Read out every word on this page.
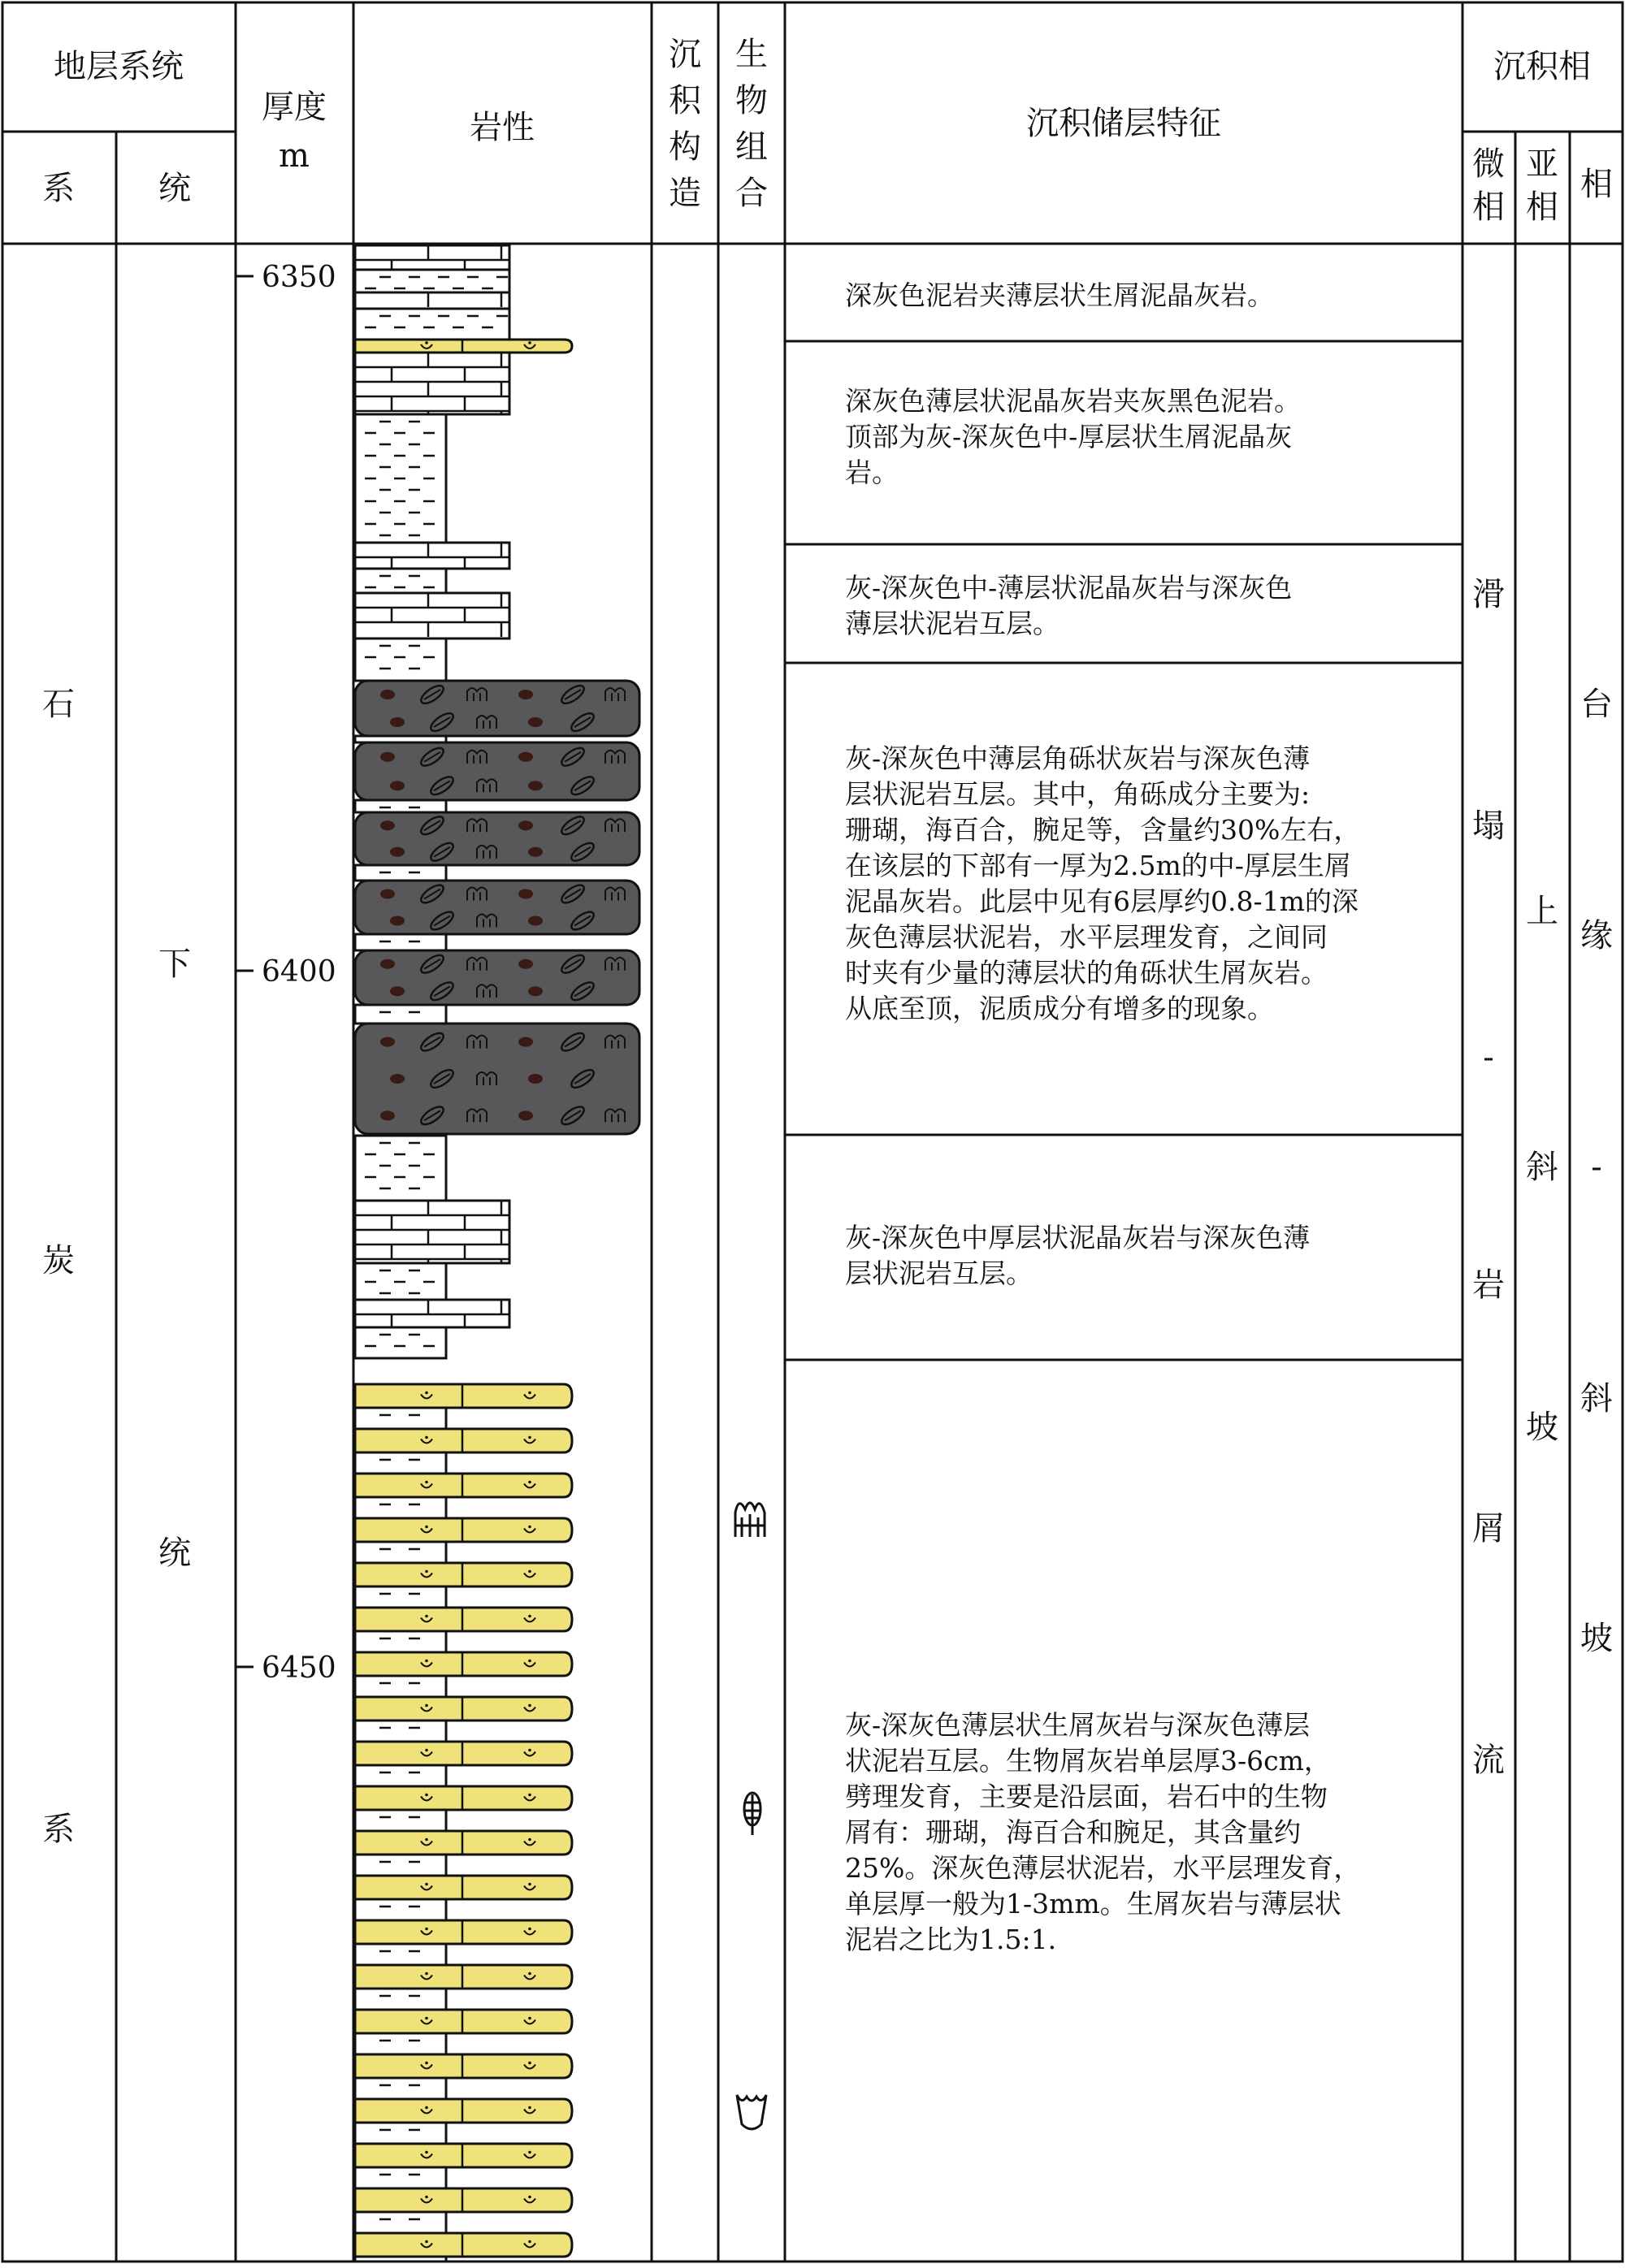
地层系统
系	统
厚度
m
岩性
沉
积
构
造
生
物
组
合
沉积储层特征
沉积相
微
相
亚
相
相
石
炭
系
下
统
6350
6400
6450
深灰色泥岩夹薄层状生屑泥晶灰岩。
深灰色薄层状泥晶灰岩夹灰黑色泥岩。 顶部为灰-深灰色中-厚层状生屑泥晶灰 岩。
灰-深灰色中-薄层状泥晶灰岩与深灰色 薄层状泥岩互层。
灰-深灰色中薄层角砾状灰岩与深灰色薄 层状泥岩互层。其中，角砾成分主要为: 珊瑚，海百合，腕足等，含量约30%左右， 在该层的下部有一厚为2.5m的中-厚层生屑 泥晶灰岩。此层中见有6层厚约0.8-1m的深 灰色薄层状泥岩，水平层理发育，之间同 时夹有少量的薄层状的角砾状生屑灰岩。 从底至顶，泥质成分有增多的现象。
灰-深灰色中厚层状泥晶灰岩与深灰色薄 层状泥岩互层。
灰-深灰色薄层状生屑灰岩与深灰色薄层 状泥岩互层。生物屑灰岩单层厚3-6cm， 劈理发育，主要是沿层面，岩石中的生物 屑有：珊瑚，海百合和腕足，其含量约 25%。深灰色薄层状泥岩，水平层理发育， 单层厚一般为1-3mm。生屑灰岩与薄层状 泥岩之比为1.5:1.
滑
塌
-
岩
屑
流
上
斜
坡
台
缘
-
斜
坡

--

• **Direction**
Without the pictures, reproduce every line of the records above exactly.

• **The completed task**
Read out every word on this page.
地层系统
系	统
厚度
m
岩性
沉
积
构
造
生
物
组
合
沉积储层特征
沉积相
微
相
亚
相
相
石
炭
系
下
统
6350
6400
6450
深灰色泥岩夹薄层状生屑泥晶灰岩。
深灰色薄层状泥晶灰岩夹灰黑色泥岩。 顶部为灰-深灰色中-厚层状生屑泥晶灰 岩。
灰-深灰色中-薄层状泥晶灰岩与深灰色 薄层状泥岩互层。
灰-深灰色中薄层角砾状灰岩与深灰色薄 层状泥岩互层。其中，角砾成分主要为: 珊瑚，海百合，腕足等，含量约30%左右， 在该层的下部有一厚为2.5m的中-厚层生屑 泥晶灰岩。此层中见有6层厚约0.8-1m的深 灰色薄层状泥岩，水平层理发育，之间同 时夹有少量的薄层状的角砾状生屑灰岩。 从底至顶，泥质成分有增多的现象。
灰-深灰色中厚层状泥晶灰岩与深灰色薄 层状泥岩互层。
灰-深灰色薄层状生屑灰岩与深灰色薄层 状泥岩互层。生物屑灰岩单层厚3-6cm， 劈理发育，主要是沿层面，岩石中的生物 屑有：珊瑚，海百合和腕足，其含量约 25%。深灰色薄层状泥岩，水平层理发育， 单层厚一般为1-3mm。生屑灰岩与薄层状 泥岩之比为1.5:1.
滑
塌
-
岩
屑
流
上
斜
坡
台
缘
-
斜
坡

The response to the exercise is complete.